INSTRUCTIONS TO FOLLOW — Pick out every line that holds the string "title" and copy it.

# Start of SUPPLIED MATERIAL

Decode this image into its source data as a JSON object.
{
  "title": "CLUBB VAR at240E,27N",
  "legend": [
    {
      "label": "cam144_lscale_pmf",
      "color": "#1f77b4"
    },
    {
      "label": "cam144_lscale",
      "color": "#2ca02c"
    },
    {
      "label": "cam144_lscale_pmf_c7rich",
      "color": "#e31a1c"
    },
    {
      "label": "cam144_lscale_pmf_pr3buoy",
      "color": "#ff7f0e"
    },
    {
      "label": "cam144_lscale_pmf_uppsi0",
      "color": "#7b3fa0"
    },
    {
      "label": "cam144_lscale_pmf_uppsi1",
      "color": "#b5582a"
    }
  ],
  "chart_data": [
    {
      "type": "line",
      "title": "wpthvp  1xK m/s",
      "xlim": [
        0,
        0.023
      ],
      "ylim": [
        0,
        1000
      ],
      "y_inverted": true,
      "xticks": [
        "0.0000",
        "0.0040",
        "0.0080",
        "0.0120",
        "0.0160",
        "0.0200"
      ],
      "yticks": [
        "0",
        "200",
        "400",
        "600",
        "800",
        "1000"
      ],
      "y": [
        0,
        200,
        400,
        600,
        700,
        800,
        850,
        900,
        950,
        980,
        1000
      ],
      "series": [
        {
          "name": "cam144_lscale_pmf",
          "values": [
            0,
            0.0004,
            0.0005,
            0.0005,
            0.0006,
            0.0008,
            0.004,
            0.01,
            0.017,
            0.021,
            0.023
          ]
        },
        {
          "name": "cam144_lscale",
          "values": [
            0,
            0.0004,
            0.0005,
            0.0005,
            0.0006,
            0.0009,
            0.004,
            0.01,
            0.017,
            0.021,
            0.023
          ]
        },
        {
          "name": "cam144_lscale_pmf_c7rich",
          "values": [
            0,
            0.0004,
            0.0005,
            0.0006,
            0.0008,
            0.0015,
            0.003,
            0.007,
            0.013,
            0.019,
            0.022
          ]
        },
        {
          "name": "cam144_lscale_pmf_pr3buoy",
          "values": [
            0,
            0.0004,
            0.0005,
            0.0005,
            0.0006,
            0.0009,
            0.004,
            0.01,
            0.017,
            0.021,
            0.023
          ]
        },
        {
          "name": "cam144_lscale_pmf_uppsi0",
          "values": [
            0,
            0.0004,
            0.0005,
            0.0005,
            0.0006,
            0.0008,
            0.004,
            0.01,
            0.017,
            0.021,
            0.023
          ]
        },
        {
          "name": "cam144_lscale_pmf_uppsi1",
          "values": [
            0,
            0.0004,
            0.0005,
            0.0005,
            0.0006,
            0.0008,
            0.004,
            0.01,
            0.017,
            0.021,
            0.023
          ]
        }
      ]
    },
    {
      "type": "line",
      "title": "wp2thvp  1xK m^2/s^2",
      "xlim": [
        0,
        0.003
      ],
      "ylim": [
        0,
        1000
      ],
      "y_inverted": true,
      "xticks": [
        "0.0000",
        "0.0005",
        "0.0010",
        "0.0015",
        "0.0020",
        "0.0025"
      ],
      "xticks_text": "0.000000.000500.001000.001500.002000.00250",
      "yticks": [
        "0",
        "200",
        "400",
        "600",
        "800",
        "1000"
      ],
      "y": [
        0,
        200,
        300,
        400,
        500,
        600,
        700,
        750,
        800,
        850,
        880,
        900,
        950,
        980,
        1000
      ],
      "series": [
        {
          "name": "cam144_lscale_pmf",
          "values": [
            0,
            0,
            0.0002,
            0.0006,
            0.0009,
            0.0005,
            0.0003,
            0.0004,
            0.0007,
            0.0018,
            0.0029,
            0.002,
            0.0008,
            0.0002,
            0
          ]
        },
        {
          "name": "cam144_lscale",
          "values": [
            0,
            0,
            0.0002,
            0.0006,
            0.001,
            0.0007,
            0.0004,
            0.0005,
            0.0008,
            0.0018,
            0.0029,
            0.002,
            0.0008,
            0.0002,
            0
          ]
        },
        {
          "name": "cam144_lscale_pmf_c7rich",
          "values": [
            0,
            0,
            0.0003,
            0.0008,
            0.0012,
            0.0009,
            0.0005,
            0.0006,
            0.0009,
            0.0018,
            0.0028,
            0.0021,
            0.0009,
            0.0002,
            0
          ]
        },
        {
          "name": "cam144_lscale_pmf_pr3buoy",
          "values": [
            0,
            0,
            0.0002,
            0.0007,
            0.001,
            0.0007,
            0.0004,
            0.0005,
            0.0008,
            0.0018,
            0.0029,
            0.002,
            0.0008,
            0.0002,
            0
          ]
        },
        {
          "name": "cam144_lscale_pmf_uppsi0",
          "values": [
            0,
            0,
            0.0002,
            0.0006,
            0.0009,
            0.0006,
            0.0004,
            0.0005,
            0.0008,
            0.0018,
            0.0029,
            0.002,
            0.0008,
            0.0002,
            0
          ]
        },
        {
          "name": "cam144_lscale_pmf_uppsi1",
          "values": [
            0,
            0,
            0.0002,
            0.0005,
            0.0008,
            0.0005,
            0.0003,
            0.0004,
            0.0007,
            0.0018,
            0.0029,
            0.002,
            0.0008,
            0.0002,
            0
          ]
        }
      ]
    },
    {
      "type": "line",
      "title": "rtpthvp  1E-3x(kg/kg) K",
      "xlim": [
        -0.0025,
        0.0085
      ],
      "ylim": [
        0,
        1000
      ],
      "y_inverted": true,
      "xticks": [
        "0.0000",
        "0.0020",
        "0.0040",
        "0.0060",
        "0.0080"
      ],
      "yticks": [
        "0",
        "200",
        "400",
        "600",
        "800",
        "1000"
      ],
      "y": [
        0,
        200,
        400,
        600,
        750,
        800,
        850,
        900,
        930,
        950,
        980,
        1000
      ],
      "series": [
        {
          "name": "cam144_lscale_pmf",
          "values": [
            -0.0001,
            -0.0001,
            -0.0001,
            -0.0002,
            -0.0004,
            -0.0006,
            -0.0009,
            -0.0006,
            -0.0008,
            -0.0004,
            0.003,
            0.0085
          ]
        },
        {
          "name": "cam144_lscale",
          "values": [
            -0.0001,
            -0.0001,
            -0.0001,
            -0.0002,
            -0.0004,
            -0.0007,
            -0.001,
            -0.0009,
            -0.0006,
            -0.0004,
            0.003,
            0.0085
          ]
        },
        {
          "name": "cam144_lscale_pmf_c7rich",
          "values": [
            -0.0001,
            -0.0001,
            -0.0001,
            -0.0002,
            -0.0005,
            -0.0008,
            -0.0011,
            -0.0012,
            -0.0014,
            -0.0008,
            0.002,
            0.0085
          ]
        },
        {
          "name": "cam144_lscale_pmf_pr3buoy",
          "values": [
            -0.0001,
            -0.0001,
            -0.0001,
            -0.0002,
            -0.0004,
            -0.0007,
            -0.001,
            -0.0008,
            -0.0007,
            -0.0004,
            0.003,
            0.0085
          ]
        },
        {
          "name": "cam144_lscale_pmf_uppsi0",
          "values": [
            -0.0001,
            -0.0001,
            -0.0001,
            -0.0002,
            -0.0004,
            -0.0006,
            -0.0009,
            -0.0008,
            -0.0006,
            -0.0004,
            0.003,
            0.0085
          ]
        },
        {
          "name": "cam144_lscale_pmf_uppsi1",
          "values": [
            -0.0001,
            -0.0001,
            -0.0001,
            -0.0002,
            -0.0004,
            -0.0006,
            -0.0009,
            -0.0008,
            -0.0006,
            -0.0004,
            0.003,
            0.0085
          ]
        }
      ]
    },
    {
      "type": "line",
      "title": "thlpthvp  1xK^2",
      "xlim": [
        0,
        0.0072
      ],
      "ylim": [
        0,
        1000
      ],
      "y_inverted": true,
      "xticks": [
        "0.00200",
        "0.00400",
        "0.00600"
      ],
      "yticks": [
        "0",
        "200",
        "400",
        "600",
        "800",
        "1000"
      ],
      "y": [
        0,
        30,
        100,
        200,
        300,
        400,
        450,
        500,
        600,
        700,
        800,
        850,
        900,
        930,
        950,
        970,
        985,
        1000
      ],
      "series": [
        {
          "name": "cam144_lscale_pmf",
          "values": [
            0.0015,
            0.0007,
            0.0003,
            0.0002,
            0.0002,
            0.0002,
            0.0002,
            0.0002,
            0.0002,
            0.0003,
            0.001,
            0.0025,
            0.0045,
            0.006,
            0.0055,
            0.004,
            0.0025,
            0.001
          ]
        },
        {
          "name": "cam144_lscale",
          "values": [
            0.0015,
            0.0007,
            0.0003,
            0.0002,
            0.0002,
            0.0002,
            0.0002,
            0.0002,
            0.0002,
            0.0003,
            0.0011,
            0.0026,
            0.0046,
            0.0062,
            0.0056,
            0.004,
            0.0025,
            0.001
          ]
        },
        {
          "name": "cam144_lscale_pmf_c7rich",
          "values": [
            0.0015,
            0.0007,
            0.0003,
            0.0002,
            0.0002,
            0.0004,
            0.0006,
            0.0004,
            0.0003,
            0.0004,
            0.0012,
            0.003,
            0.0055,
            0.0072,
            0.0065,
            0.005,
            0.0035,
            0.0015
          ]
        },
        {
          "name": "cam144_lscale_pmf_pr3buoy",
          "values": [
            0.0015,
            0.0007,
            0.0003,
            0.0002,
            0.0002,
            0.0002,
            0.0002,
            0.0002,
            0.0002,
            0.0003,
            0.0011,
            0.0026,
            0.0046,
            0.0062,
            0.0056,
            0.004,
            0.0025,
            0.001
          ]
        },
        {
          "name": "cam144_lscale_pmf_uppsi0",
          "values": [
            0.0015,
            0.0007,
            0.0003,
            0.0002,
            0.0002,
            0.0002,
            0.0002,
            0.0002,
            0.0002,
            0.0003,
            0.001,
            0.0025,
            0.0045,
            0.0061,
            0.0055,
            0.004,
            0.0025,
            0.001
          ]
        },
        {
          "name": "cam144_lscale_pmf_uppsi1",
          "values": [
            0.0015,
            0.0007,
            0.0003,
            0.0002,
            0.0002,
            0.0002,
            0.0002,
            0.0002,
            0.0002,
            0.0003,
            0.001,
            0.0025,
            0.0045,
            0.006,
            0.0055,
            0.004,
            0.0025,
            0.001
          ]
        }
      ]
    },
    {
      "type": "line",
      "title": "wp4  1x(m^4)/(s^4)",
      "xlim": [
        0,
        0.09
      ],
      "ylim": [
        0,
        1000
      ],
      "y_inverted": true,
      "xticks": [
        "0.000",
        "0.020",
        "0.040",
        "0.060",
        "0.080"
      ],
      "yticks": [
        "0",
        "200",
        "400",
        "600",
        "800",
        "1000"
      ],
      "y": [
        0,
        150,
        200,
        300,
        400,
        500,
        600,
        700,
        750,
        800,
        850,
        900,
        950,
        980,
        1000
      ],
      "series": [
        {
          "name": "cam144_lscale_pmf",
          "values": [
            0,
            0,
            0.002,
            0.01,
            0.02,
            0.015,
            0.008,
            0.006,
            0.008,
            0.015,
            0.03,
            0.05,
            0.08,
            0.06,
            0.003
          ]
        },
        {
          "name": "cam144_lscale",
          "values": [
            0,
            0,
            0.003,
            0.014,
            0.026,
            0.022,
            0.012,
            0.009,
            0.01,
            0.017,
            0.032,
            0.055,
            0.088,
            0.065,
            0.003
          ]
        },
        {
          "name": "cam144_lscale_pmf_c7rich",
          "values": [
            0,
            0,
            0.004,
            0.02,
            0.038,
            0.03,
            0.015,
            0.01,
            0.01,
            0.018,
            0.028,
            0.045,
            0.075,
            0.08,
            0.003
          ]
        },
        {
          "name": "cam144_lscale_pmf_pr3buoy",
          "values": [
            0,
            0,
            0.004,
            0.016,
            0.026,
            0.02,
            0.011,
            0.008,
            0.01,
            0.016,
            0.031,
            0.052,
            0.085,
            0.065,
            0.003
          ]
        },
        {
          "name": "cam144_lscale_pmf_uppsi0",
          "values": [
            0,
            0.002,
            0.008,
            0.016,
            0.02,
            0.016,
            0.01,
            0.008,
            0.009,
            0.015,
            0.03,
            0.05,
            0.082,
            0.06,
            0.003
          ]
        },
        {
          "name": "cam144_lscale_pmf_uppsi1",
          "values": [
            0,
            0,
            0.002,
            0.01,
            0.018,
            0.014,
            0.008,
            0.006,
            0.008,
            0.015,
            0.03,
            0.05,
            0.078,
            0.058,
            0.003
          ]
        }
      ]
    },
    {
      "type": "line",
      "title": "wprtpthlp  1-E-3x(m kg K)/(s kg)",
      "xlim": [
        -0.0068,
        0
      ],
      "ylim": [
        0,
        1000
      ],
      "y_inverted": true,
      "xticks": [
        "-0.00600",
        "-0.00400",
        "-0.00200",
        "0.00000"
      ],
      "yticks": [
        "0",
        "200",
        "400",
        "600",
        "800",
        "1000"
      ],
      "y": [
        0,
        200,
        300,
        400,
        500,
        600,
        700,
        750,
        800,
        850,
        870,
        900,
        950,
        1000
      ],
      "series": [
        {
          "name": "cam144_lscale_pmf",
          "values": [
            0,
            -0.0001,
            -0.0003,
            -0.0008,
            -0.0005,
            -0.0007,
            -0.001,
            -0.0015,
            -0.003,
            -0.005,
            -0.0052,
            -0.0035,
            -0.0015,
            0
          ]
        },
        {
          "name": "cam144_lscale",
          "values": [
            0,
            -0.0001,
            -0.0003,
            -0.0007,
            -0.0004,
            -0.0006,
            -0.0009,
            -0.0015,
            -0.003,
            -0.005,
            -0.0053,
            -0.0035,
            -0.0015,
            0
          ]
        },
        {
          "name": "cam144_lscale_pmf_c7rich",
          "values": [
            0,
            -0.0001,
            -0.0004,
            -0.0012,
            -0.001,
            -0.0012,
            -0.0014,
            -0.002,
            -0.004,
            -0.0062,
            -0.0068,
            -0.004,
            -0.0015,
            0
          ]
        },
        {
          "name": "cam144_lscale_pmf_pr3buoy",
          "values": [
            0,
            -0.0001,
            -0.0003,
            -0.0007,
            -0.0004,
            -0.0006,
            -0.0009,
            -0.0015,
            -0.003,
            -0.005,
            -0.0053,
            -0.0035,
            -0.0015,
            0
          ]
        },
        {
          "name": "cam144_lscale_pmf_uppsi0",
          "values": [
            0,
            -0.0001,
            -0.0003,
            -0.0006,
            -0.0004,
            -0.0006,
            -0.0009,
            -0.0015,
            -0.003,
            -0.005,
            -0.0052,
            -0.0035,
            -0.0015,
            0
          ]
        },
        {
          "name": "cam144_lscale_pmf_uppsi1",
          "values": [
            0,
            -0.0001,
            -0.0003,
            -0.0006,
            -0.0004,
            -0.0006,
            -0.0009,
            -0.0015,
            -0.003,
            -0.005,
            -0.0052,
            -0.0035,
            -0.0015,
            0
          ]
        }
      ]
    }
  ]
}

# End of SUPPLIED MATERIAL

TASK RESULT —
  "title": "CLUBB VAR at240E,27N",
      "title": "wpthvp  1xK m/s",
      "title": "wp2thvp  1xK m^2/s^2",
      "title": "rtpthvp  1E-3x(kg/kg) K",
      "title": "thlpthvp  1xK^2",
      "title": "wp4  1x(m^4)/(s^4)",
      "title": "wprtpthlp  1-E-3x(m kg K)/(s kg)",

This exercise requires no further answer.